Data for processing |
◆ ◆ ◆ ◆
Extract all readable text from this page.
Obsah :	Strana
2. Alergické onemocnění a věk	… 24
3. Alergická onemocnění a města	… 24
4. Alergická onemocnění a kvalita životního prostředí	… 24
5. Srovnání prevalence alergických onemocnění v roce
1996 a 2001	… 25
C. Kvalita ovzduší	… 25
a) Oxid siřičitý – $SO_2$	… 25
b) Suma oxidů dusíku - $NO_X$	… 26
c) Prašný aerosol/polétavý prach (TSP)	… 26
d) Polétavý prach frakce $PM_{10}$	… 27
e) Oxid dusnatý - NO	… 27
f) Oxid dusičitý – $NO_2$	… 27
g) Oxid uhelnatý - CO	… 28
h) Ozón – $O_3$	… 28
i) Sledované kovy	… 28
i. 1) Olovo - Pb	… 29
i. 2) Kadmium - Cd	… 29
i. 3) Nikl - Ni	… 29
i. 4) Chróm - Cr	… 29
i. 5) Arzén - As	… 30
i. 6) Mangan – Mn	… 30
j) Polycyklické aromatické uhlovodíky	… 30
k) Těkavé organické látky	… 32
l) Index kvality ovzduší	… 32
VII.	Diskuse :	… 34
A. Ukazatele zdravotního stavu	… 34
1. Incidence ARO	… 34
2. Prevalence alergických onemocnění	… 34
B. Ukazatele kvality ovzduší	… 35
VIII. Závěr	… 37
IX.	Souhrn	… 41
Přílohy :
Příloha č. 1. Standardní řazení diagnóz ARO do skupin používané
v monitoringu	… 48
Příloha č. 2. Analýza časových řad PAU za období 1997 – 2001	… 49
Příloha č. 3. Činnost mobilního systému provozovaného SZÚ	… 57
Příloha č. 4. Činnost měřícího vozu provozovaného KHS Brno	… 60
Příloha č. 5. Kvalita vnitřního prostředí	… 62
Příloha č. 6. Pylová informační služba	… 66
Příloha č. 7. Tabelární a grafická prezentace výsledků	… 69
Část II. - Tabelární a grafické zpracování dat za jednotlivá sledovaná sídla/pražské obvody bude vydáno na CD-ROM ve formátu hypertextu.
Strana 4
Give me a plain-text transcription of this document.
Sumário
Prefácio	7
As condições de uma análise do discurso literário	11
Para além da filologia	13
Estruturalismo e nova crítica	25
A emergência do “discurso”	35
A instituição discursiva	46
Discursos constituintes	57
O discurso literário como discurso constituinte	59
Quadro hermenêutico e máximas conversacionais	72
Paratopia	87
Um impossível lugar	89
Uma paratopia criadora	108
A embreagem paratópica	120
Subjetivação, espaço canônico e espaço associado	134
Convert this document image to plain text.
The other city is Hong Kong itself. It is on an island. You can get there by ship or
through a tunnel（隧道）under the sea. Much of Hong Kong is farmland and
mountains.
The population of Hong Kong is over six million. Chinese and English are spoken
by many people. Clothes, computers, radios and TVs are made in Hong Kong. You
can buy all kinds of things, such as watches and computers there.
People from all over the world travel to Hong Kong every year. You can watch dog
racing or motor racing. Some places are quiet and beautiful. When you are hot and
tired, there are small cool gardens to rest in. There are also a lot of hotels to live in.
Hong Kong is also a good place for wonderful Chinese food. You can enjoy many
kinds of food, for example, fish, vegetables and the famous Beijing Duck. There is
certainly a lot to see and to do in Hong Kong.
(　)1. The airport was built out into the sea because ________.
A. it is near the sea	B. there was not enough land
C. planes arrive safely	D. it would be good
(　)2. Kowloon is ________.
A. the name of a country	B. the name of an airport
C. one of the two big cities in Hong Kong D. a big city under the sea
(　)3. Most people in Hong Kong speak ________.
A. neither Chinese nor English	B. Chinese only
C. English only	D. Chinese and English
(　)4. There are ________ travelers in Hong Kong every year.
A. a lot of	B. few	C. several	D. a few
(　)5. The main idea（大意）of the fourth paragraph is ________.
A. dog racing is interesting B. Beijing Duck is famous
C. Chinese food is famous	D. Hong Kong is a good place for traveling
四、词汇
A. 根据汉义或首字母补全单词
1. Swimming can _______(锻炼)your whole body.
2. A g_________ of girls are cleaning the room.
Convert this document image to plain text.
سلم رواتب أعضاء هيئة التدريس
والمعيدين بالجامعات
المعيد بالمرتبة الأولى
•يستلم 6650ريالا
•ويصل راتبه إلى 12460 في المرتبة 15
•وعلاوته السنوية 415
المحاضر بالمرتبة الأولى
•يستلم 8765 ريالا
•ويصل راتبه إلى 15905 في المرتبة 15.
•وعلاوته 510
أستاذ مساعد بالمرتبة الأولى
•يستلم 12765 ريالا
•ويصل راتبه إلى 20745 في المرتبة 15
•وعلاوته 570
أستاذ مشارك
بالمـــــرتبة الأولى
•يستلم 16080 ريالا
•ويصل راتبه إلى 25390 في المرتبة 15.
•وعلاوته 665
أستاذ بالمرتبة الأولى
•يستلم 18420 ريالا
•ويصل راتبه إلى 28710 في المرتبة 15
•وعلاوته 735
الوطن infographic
◆ ◆ ◆ ◆
Instructions for the task |
Tally up the lines in the records containing the word "provozovaného", then give the count and nothing else.

Finished exercise |
2